▶ [What is needed] For each line that holds "Prawo", copy the line out.

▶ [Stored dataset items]
--------------------------------------------------

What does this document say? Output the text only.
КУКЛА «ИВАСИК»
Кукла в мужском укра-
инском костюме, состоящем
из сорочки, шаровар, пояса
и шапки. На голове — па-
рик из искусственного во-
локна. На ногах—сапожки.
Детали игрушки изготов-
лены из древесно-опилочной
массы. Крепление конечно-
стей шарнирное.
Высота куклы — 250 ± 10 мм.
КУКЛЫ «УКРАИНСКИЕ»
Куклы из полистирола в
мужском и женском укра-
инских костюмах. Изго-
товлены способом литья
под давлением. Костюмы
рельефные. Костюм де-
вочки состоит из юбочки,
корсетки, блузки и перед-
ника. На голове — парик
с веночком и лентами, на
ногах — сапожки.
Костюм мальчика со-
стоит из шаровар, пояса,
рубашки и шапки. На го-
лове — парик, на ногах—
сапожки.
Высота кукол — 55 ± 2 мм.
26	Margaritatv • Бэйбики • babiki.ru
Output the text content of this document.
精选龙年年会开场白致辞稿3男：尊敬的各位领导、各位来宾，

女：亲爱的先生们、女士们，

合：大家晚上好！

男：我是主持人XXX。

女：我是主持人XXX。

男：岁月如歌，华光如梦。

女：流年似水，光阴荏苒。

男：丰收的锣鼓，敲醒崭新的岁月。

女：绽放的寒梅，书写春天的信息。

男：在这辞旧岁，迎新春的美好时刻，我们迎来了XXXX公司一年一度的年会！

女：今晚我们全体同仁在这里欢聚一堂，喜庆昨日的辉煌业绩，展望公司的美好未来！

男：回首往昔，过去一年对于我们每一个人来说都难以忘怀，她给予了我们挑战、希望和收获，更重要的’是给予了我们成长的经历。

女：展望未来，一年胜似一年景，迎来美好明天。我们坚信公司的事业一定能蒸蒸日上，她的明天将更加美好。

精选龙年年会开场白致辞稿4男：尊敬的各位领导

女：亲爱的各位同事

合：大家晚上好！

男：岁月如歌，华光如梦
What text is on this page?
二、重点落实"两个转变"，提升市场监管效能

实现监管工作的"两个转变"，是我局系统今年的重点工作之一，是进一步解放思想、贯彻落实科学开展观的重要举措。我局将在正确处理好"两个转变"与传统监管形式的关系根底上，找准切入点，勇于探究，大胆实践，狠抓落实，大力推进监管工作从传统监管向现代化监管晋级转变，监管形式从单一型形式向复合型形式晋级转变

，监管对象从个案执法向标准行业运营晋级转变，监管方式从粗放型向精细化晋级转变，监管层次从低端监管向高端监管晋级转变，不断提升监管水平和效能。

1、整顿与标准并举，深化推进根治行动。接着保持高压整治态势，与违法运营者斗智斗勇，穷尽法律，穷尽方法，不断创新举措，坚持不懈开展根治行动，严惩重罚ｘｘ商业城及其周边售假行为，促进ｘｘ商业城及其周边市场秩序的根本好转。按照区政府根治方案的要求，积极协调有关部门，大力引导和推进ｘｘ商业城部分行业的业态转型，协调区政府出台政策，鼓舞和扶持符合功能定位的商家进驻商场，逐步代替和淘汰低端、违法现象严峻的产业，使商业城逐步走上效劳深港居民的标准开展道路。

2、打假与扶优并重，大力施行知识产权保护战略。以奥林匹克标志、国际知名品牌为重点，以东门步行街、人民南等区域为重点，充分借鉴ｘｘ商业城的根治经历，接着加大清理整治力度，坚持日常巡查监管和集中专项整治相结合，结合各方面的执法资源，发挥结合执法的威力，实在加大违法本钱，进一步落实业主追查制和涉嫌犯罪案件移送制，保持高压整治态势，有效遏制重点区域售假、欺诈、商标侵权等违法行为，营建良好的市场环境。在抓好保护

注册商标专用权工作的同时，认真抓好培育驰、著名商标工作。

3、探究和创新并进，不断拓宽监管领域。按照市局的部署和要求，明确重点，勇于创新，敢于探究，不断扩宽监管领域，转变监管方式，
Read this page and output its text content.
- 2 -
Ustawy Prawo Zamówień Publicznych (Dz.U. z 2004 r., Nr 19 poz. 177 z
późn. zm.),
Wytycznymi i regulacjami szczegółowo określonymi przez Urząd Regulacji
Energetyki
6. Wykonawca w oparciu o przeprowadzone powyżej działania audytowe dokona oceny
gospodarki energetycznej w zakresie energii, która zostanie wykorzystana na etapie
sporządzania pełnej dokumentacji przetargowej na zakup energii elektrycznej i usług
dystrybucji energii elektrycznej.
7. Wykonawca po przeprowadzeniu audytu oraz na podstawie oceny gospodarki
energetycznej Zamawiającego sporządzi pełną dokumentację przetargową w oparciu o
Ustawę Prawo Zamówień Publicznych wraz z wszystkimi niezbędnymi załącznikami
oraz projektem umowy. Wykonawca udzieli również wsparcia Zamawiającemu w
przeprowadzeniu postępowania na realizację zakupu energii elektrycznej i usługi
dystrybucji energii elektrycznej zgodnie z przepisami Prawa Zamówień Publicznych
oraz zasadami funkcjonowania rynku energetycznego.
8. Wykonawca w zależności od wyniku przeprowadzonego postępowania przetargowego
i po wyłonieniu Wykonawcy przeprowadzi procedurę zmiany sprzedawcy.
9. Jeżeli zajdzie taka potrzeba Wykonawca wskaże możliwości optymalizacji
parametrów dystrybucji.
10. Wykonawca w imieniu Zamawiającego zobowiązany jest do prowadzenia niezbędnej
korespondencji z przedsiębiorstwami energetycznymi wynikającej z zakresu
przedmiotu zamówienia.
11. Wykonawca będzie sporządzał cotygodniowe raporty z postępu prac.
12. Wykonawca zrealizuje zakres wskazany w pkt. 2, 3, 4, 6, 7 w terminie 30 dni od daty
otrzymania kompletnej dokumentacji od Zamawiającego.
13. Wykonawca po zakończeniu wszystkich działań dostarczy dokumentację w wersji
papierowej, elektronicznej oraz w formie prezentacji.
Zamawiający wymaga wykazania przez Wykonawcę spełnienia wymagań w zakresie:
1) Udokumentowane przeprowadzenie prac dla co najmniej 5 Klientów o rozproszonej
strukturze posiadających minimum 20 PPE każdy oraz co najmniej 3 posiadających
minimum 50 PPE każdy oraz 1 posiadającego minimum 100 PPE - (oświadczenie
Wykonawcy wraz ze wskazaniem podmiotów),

--------------------------------------------------

▶ [Answer for the task]
Ustawy Prawo Zamówień Publicznych (Dz.U. z 2004 r., Nr 19 poz. 177 z
Ustawę Prawo Zamówień Publicznych wraz z wszystkimi niezbędnymi załącznikami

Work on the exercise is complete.